##### Exercise inputs

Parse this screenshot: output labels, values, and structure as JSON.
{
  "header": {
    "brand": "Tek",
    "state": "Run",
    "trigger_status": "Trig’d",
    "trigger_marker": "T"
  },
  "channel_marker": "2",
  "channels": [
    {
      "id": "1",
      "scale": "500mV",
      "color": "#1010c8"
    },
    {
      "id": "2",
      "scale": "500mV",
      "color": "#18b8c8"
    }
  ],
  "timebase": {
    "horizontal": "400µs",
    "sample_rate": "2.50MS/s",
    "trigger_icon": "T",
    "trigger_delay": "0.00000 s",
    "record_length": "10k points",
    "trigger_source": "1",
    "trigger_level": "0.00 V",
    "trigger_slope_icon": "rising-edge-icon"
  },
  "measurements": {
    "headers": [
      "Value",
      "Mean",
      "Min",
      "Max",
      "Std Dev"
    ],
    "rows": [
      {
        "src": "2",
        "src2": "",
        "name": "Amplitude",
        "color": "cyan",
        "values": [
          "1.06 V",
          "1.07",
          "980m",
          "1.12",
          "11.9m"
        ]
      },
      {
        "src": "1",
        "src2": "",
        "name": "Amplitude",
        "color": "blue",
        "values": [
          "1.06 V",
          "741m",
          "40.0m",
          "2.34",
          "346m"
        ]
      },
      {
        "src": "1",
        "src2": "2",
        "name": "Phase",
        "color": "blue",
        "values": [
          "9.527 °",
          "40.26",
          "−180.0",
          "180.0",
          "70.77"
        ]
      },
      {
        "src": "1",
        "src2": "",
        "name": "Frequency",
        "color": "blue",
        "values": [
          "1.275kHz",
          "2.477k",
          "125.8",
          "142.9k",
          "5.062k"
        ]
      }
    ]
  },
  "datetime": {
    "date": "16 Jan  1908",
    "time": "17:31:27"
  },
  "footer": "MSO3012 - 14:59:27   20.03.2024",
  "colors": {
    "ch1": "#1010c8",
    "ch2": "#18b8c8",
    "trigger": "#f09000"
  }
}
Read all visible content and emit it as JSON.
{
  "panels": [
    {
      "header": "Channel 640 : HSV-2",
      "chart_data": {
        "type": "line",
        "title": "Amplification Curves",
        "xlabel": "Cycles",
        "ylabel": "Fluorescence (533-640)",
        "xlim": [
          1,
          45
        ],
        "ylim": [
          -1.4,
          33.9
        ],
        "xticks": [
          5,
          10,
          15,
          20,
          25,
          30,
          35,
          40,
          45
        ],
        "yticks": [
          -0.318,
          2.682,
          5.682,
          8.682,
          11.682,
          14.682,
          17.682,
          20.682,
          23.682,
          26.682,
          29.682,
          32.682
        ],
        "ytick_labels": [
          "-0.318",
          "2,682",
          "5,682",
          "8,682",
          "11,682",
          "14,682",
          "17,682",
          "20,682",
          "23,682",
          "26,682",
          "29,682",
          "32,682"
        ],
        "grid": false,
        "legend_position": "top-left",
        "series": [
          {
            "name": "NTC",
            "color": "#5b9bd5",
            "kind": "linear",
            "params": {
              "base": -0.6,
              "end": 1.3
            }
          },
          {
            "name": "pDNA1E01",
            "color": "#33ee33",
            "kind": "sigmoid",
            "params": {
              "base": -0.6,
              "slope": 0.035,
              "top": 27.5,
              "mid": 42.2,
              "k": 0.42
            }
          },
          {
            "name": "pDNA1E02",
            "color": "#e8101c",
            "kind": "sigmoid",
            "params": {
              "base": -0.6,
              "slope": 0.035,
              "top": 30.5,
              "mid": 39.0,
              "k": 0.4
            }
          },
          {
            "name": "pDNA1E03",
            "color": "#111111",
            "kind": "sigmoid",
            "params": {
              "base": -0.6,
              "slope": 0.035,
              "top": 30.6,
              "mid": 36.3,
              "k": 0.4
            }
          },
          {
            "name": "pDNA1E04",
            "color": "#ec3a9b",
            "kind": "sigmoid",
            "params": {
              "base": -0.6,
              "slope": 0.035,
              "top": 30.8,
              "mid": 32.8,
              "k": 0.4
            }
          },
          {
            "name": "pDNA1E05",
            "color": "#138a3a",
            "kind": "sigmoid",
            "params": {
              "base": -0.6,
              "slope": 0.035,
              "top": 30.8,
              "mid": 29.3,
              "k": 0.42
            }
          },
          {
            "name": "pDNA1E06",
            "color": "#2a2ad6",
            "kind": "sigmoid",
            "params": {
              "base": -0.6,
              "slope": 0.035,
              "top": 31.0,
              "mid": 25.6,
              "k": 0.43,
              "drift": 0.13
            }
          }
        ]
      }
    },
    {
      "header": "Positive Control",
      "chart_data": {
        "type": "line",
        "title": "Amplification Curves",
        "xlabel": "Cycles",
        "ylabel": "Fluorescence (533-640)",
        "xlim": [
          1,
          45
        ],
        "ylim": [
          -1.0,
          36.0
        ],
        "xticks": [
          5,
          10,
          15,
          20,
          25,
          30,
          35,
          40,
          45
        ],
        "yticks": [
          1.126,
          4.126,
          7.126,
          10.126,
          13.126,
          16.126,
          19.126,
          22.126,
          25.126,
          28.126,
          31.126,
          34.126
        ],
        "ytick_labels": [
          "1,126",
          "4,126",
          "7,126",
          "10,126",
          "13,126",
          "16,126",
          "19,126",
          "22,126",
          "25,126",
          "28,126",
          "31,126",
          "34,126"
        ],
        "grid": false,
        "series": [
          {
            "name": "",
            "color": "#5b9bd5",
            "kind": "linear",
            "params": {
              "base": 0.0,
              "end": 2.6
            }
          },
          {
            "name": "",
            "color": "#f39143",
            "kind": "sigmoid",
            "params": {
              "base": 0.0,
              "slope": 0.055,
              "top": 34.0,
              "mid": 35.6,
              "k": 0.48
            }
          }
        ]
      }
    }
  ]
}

##########
##### Exercise inputs

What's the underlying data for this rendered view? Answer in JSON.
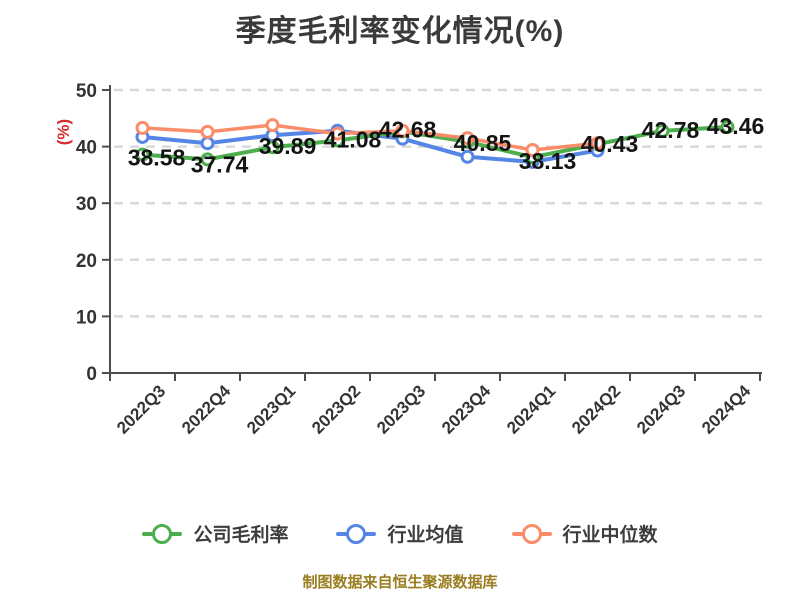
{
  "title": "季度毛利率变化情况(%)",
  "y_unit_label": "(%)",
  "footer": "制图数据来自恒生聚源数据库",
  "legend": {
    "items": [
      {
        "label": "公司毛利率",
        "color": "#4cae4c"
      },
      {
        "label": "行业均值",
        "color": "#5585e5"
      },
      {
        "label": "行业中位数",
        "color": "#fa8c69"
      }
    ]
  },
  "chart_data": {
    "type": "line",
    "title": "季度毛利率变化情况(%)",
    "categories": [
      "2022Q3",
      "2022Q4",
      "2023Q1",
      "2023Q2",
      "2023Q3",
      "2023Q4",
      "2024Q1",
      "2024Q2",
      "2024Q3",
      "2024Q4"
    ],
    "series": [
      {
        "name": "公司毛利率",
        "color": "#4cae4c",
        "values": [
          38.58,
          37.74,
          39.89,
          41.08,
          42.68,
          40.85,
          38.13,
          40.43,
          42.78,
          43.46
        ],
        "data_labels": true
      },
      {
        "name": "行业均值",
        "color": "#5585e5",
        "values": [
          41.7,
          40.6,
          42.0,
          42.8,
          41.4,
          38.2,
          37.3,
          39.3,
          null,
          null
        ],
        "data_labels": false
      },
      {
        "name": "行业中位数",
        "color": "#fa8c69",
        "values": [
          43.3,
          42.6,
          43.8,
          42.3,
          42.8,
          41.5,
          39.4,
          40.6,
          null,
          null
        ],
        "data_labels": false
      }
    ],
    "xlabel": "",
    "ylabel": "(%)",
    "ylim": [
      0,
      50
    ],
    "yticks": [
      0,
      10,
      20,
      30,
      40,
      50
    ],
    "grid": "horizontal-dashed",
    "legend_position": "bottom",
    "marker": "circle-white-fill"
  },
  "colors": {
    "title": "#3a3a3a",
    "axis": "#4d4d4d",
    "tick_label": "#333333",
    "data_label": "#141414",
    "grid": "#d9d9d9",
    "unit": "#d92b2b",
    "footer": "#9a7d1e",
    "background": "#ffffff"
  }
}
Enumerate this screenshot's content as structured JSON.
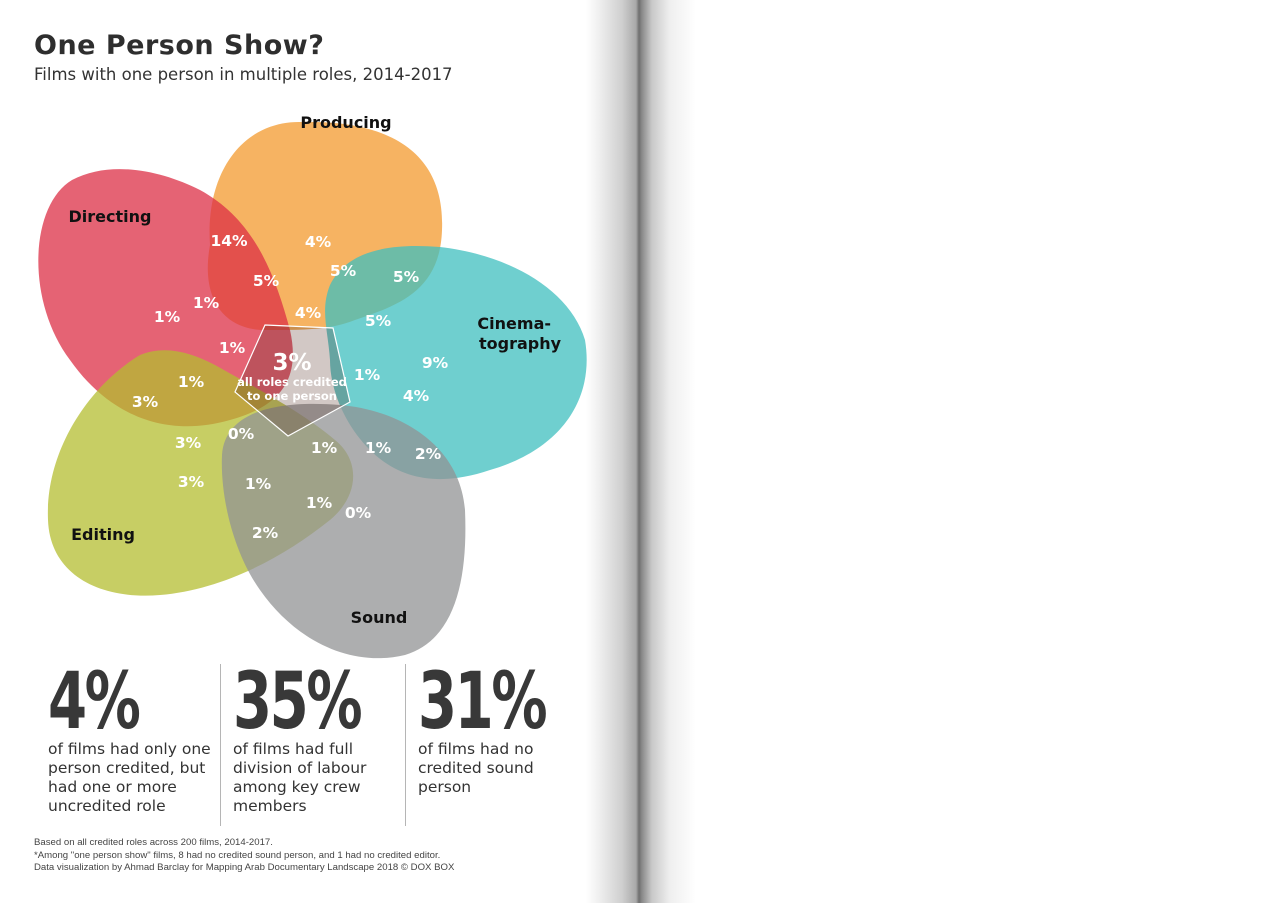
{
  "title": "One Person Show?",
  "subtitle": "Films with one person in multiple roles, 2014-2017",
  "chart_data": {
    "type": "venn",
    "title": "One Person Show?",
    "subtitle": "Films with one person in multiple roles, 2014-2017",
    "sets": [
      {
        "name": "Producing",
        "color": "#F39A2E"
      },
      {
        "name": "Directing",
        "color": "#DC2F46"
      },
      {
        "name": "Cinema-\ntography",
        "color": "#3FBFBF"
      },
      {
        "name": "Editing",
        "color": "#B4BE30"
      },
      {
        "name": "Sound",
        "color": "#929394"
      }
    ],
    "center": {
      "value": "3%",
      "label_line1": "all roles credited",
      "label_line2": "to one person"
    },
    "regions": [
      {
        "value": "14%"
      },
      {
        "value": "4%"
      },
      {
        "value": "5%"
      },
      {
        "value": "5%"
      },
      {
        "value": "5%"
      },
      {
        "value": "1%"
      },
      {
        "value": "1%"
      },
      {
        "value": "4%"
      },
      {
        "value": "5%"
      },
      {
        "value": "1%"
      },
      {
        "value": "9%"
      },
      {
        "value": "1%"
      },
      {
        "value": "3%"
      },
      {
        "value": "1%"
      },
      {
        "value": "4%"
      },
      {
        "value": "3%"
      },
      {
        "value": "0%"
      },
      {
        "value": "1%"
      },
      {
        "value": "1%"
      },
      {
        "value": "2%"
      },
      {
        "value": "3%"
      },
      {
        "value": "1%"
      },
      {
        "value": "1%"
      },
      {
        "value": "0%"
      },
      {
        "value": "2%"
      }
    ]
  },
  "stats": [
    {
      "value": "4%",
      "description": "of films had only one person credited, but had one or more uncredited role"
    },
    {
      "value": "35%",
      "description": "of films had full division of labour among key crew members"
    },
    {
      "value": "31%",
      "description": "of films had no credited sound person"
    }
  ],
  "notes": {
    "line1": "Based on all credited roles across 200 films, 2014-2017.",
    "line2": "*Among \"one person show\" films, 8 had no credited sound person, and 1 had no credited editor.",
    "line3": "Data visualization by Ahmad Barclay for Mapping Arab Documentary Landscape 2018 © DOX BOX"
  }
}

##########
##### Exercise inputs

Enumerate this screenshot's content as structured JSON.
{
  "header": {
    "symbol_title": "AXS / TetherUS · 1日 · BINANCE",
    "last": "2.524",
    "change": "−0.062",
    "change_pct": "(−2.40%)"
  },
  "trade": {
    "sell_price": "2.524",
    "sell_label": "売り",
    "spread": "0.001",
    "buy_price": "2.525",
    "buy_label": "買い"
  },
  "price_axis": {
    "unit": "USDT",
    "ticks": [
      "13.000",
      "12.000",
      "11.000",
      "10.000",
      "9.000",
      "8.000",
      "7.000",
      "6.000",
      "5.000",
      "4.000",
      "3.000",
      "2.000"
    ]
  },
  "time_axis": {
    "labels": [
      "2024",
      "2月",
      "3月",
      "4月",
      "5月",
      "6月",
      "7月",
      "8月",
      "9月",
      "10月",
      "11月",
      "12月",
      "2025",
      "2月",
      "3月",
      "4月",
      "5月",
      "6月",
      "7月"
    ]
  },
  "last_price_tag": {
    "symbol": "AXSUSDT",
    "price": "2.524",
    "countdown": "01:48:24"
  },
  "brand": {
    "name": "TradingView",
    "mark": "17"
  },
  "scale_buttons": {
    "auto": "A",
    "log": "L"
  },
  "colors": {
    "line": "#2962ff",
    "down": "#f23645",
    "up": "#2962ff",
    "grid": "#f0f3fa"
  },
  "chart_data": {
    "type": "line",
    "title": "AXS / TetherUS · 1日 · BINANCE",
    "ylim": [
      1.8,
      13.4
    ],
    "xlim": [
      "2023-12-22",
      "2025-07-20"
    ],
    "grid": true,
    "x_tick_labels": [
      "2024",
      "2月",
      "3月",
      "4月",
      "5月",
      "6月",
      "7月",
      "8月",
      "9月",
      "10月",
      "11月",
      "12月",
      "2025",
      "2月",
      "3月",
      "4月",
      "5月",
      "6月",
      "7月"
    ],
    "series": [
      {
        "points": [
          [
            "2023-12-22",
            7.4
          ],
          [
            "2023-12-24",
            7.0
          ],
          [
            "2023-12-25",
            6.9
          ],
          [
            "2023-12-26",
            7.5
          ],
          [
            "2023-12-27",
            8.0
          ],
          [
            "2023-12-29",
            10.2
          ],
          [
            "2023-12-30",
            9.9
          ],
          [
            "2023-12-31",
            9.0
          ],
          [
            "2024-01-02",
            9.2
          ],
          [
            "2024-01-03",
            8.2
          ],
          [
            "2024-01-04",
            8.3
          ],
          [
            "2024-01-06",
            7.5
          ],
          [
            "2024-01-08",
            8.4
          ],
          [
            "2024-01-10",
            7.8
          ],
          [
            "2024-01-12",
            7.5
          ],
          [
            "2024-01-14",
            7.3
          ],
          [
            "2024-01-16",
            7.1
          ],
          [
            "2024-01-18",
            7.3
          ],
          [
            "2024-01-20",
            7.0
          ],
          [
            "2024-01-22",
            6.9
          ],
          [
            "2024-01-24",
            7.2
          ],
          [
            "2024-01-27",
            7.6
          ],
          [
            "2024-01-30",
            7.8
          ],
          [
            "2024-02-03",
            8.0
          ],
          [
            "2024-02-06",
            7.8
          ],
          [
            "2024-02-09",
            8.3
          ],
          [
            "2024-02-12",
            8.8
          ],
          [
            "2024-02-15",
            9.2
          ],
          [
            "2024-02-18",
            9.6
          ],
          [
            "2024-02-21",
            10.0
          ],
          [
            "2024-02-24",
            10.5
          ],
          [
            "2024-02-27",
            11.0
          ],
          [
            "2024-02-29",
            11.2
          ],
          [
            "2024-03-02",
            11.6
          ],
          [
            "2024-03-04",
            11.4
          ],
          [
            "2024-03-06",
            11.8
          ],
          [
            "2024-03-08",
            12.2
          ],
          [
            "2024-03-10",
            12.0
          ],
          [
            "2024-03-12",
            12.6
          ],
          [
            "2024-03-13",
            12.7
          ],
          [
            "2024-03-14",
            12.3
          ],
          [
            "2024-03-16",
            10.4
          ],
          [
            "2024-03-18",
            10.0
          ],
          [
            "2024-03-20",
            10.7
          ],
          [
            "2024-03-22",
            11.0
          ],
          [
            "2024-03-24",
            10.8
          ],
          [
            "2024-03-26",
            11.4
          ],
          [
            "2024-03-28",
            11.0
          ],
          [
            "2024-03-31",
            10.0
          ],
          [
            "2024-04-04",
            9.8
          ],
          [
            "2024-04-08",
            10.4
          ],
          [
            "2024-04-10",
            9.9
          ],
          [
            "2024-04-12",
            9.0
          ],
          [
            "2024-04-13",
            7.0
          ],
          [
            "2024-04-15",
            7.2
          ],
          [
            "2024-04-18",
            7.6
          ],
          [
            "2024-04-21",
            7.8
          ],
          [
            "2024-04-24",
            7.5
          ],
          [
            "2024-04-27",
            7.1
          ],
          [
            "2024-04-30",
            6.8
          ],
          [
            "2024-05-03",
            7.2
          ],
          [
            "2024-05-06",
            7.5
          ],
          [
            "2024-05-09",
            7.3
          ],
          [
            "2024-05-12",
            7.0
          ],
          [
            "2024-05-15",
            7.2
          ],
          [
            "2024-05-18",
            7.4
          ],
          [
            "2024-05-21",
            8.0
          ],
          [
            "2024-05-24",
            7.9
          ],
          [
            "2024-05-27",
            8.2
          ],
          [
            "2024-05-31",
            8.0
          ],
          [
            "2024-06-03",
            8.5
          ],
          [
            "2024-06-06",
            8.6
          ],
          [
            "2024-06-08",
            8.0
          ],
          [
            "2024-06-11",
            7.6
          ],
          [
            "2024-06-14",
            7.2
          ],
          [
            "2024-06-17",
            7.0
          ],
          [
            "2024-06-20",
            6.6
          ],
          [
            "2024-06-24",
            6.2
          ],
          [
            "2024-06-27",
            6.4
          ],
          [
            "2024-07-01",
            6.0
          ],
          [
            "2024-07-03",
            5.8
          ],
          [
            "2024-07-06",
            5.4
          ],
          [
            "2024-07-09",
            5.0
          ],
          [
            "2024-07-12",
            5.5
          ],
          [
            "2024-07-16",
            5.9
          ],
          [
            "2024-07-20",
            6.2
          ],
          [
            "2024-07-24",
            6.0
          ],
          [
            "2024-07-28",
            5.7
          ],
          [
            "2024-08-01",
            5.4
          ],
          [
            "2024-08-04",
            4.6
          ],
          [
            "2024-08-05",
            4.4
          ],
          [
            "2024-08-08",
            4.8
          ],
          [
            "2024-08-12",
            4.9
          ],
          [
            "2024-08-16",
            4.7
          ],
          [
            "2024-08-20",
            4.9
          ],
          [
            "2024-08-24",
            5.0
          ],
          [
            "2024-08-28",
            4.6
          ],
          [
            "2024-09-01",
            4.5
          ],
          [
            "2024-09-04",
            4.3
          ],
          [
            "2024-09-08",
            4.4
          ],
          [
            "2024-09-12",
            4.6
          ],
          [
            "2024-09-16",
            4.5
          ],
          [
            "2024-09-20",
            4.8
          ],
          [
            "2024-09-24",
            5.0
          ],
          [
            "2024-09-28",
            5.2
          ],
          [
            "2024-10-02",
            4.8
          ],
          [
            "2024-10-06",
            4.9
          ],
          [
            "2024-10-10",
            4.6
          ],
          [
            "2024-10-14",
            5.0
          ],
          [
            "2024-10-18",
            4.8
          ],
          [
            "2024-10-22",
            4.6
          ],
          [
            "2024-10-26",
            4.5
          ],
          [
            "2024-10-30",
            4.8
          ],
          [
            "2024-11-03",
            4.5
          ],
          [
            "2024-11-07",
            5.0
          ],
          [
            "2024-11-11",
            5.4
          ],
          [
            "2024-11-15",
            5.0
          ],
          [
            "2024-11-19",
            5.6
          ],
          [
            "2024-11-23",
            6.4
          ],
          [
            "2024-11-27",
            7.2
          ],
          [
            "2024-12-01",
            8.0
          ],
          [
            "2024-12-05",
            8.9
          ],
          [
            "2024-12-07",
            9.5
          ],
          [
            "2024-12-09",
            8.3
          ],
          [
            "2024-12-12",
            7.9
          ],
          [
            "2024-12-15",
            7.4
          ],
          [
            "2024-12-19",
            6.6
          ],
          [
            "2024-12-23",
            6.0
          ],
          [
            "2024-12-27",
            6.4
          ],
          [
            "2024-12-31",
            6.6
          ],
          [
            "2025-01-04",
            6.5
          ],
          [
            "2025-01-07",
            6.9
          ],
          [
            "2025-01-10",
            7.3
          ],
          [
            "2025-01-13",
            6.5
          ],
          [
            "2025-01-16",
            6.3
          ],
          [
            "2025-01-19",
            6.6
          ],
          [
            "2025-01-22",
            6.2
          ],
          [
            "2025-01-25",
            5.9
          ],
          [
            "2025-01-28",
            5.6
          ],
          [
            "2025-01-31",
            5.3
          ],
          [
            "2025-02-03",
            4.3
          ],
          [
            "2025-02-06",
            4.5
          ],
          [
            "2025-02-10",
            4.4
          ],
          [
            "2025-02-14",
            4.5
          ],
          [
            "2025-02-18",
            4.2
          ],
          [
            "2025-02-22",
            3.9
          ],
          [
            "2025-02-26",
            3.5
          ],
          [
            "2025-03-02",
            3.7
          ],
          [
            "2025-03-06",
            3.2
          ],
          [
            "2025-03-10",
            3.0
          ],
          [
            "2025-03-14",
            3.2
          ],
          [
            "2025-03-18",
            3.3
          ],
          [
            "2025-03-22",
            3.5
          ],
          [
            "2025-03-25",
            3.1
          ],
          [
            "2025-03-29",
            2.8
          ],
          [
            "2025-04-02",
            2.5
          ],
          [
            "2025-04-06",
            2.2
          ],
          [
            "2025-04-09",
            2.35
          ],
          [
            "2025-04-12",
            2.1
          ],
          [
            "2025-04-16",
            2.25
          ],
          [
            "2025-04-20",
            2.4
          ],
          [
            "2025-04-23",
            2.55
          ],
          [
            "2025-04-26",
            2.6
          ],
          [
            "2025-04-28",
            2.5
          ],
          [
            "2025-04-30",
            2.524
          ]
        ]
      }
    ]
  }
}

##########

#### What to produce
Identify lines with the string "footer". Copy each one.

#### Final answer
  "footer": "MSO3012 - 14:59:27   20.03.2024",
  "footer": "制图数据来自恒生聚源数据库",
    "footer": "#9a7d1e",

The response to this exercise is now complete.